--- BEGIN DATA FOR THIS TASK ---

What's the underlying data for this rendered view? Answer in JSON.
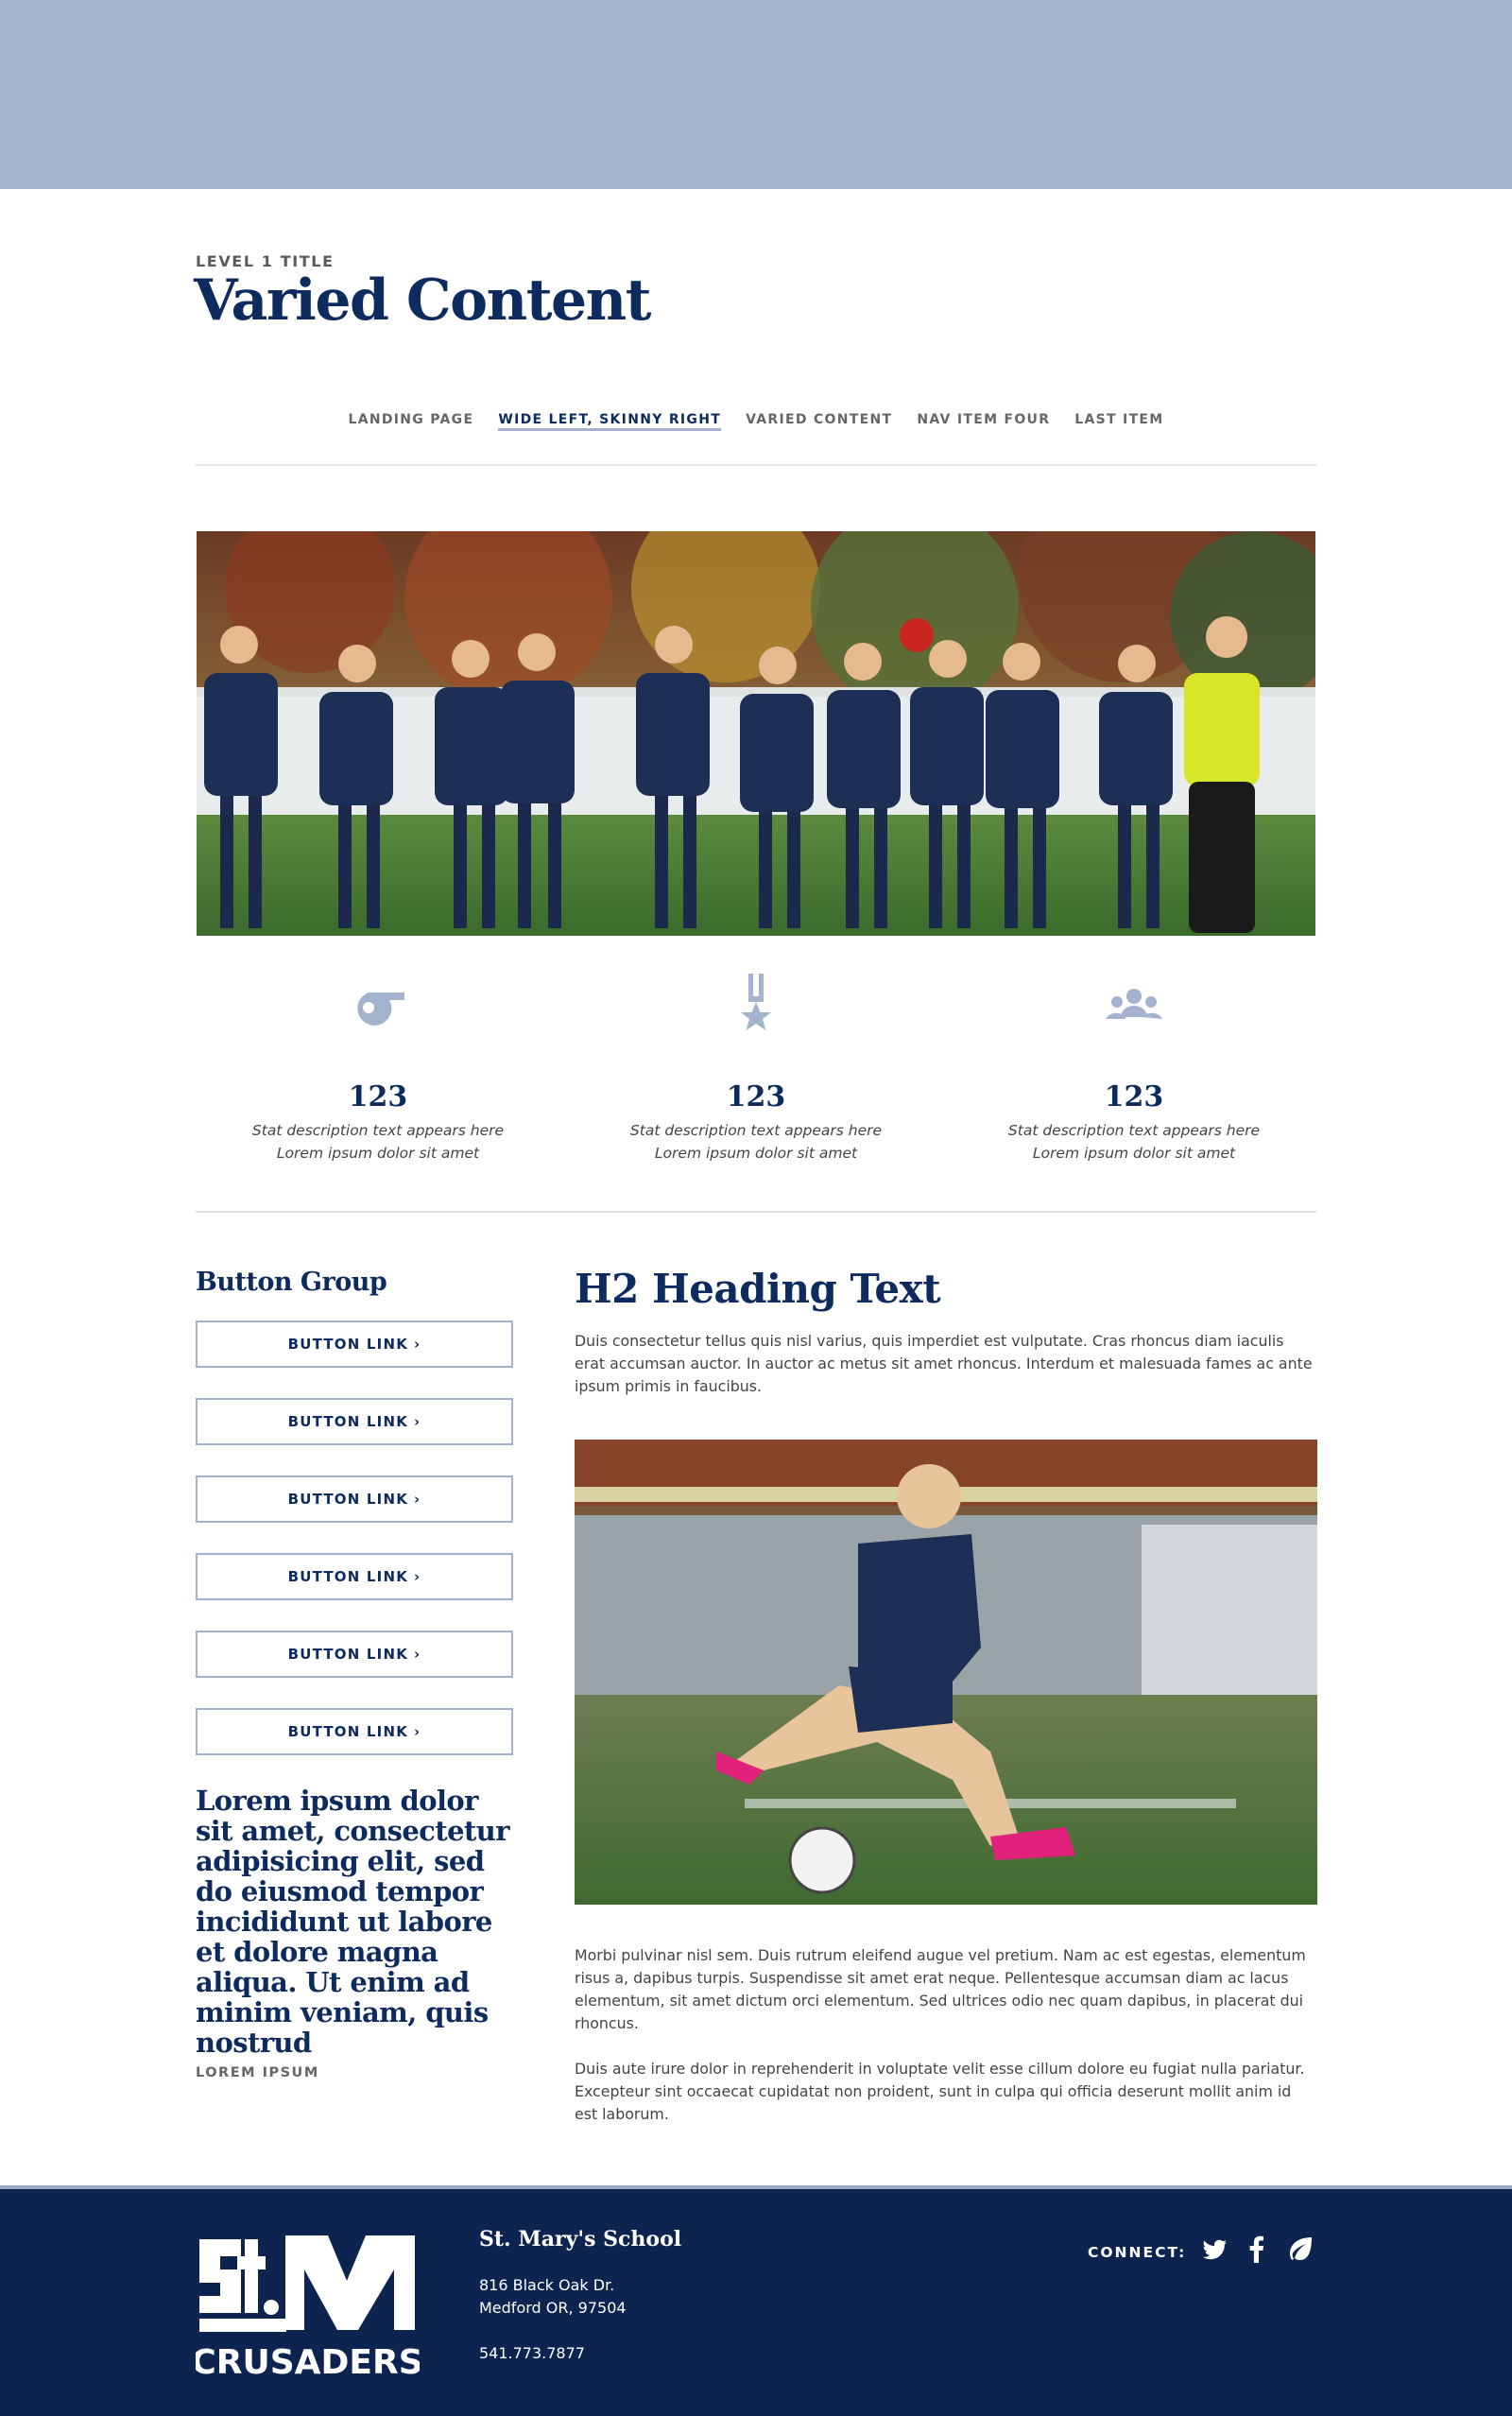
{
  "header": {
    "level_label": "LEVEL 1 TITLE",
    "title": "Varied Content"
  },
  "subnav": {
    "items": [
      {
        "label": "LANDING PAGE",
        "active": false
      },
      {
        "label": "WIDE LEFT, SKINNY RIGHT",
        "active": true
      },
      {
        "label": "VARIED CONTENT",
        "active": false
      },
      {
        "label": "NAV ITEM FOUR",
        "active": false
      },
      {
        "label": "LAST ITEM",
        "active": false
      }
    ]
  },
  "stats": [
    {
      "icon": "whistle-icon",
      "value": "123",
      "line1": "Stat description text appears here",
      "line2": "Lorem ipsum dolor sit amet"
    },
    {
      "icon": "medal-icon",
      "value": "123",
      "line1": "Stat description text appears here",
      "line2": "Lorem ipsum dolor sit amet"
    },
    {
      "icon": "group-icon",
      "value": "123",
      "line1": "Stat description text appears here",
      "line2": "Lorem ipsum dolor sit amet"
    }
  ],
  "sidebar": {
    "title": "Button Group",
    "buttons": [
      "BUTTON LINK",
      "BUTTON LINK",
      "BUTTON LINK",
      "BUTTON LINK",
      "BUTTON LINK",
      "BUTTON LINK"
    ],
    "quote": "Lorem ipsum dolor sit amet, consectetur adipisicing elit, sed do eiusmod tempor incididunt ut labore et dolore magna aliqua. Ut enim ad minim veniam, quis nostrud",
    "quote_attribution": "LOREM IPSUM"
  },
  "main": {
    "h2": "H2 Heading Text",
    "intro": "Duis consectetur tellus quis nisl varius, quis imperdiet est vulputate. Cras rhoncus diam iaculis erat accumsan auctor. In auctor ac metus sit amet rhoncus. Interdum et malesuada fames ac ante ipsum primis in faucibus.",
    "body1": "Morbi pulvinar nisl sem. Duis rutrum eleifend augue vel pretium. Nam ac est egestas, elementum risus a, dapibus turpis. Suspendisse sit amet erat neque. Pellentesque accumsan diam ac lacus elementum, sit amet dictum orci elementum. Sed ultrices odio nec quam dapibus, in placerat dui rhoncus.",
    "body2": "Duis aute irure dolor in reprehenderit in voluptate velit esse cillum dolore eu fugiat nulla pariatur. Excepteur sint occaecat cupidatat non proident, sunt in culpa qui officia deserunt mollit anim id est laborum."
  },
  "footer": {
    "logo_text": "St. M",
    "logo_subtext": "CRUSADERS",
    "school_name": "St. Mary's School",
    "address_line1": "816 Black Oak Dr.",
    "address_line2": "Medford OR, 97504",
    "phone": "541.773.7877",
    "connect_label": "CONNECT:",
    "social": [
      "twitter-icon",
      "facebook-icon",
      "leaf-icon"
    ]
  },
  "colors": {
    "navy": "#0d2b5e",
    "banner": "#a3b3cd",
    "footer_bg": "#0d2451"
  }
}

--- END DATA FOR THIS TASK ---

> YOUR GOAL:
Every line should be retyped exactly, with the pictures omitted.

> EXERCISE SOLUTION:
What's the underlying data for this rendered view? Answer in JSON.
{
  "header": {
    "level_label": "LEVEL 1 TITLE",
    "title": "Varied Content"
  },
  "subnav": {
    "items": [
      {
        "label": "LANDING PAGE",
        "active": false
      },
      {
        "label": "WIDE LEFT, SKINNY RIGHT",
        "active": true
      },
      {
        "label": "VARIED CONTENT",
        "active": false
      },
      {
        "label": "NAV ITEM FOUR",
        "active": false
      },
      {
        "label": "LAST ITEM",
        "active": false
      }
    ]
  },
  "stats": [
    {
      "icon": "whistle-icon",
      "value": "123",
      "line1": "Stat description text appears here",
      "line2": "Lorem ipsum dolor sit amet"
    },
    {
      "icon": "medal-icon",
      "value": "123",
      "line1": "Stat description text appears here",
      "line2": "Lorem ipsum dolor sit amet"
    },
    {
      "icon": "group-icon",
      "value": "123",
      "line1": "Stat description text appears here",
      "line2": "Lorem ipsum dolor sit amet"
    }
  ],
  "sidebar": {
    "title": "Button Group",
    "buttons": [
      "BUTTON LINK",
      "BUTTON LINK",
      "BUTTON LINK",
      "BUTTON LINK",
      "BUTTON LINK",
      "BUTTON LINK"
    ],
    "quote": "Lorem ipsum dolor sit amet, consectetur adipisicing elit, sed do eiusmod tempor incididunt ut labore et dolore magna aliqua. Ut enim ad minim veniam, quis nostrud",
    "quote_attribution": "LOREM IPSUM"
  },
  "main": {
    "h2": "H2 Heading Text",
    "intro": "Duis consectetur tellus quis nisl varius, quis imperdiet est vulputate. Cras rhoncus diam iaculis erat accumsan auctor. In auctor ac metus sit amet rhoncus. Interdum et malesuada fames ac ante ipsum primis in faucibus.",
    "body1": "Morbi pulvinar nisl sem. Duis rutrum eleifend augue vel pretium. Nam ac est egestas, elementum risus a, dapibus turpis. Suspendisse sit amet erat neque. Pellentesque accumsan diam ac lacus elementum, sit amet dictum orci elementum. Sed ultrices odio nec quam dapibus, in placerat dui rhoncus.",
    "body2": "Duis aute irure dolor in reprehenderit in voluptate velit esse cillum dolore eu fugiat nulla pariatur. Excepteur sint occaecat cupidatat non proident, sunt in culpa qui officia deserunt mollit anim id est laborum."
  },
  "footer": {
    "logo_text": "St. M",
    "logo_subtext": "CRUSADERS",
    "school_name": "St. Mary's School",
    "address_line1": "816 Black Oak Dr.",
    "address_line2": "Medford OR, 97504",
    "phone": "541.773.7877",
    "connect_label": "CONNECT:",
    "social": [
      "twitter-icon",
      "facebook-icon",
      "leaf-icon"
    ]
  },
  "colors": {
    "navy": "#0d2b5e",
    "banner": "#a3b3cd",
    "footer_bg": "#0d2451"
  }
}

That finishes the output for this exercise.